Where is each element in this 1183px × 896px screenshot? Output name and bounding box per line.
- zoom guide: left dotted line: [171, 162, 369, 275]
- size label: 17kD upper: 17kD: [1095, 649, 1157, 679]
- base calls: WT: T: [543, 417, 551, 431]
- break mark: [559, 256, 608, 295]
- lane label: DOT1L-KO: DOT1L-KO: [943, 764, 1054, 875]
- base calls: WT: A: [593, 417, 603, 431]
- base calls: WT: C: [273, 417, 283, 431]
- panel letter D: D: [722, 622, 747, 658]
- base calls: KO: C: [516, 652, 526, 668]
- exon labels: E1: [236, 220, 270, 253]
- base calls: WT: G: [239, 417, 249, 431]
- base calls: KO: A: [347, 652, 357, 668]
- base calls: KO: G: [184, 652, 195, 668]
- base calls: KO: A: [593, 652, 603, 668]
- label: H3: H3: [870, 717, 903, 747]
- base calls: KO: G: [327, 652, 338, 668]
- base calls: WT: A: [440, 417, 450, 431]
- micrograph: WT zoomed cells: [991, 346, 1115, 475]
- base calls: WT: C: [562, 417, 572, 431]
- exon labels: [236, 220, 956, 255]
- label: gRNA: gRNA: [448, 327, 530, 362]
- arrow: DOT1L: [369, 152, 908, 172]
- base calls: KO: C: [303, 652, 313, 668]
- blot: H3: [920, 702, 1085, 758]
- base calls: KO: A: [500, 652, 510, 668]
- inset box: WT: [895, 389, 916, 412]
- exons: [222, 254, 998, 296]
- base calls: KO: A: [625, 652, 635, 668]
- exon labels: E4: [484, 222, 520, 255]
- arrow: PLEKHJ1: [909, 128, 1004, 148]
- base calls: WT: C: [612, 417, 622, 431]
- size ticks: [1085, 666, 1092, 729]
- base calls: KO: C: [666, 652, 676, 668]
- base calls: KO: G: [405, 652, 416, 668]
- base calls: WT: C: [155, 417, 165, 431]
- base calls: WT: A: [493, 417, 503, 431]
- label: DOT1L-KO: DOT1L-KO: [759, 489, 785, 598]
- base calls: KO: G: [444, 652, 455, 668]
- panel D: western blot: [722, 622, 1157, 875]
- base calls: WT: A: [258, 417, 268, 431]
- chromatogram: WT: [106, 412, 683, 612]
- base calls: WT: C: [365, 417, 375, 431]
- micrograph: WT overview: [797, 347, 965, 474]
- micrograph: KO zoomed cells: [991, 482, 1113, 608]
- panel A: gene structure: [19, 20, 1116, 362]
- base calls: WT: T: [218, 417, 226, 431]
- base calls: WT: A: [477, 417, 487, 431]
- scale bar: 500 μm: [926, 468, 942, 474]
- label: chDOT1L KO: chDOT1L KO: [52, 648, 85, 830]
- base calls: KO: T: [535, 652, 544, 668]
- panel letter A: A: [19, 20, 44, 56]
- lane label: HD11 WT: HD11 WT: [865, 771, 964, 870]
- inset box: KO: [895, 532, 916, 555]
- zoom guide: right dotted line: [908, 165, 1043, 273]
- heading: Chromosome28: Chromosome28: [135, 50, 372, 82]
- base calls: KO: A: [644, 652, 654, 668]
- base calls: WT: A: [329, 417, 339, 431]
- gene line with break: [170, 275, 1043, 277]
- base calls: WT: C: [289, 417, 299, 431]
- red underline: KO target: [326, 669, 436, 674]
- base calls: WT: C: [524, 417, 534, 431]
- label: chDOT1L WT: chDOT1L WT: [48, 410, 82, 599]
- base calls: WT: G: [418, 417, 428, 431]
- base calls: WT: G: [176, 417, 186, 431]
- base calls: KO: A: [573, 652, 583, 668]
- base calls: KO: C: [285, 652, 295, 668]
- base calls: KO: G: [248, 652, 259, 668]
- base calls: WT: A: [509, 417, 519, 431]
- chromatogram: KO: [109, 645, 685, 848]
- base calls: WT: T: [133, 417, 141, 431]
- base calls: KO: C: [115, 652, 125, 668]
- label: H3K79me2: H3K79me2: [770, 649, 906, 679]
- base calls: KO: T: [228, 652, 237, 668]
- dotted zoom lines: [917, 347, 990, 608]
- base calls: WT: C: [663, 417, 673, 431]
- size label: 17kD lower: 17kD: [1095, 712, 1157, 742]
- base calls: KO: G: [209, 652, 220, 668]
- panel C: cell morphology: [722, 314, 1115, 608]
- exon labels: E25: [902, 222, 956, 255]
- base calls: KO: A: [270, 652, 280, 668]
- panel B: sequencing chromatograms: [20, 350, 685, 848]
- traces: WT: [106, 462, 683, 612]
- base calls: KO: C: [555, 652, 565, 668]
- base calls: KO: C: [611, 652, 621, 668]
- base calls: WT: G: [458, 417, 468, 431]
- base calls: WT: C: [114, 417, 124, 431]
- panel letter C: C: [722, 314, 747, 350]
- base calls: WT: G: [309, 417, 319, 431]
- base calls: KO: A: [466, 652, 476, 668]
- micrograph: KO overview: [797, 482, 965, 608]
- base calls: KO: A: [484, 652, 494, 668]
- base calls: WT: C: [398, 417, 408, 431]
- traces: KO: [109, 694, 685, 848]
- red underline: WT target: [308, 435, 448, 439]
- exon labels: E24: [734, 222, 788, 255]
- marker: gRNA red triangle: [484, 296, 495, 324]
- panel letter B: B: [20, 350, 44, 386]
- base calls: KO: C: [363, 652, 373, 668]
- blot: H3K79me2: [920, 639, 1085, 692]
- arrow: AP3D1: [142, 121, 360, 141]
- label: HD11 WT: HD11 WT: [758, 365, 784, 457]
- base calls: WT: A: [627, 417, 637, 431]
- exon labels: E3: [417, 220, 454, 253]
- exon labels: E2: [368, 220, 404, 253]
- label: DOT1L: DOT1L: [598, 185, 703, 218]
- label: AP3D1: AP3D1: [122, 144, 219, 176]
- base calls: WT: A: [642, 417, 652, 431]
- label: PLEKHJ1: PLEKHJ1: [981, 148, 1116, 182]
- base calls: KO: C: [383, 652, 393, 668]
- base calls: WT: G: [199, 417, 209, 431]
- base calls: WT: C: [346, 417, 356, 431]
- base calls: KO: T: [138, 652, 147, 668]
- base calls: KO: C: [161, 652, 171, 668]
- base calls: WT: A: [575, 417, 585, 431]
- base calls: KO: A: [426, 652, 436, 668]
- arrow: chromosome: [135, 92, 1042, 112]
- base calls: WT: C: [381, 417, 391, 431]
· · · · · · ·
Throughout the material above, find lines holding the word "cells", then copy them.

OUTPUT FOR THIS EXERCISE:
- micrograph: WT zoomed cells: [991, 346, 1115, 475]
- micrograph: KO zoomed cells: [991, 482, 1113, 608]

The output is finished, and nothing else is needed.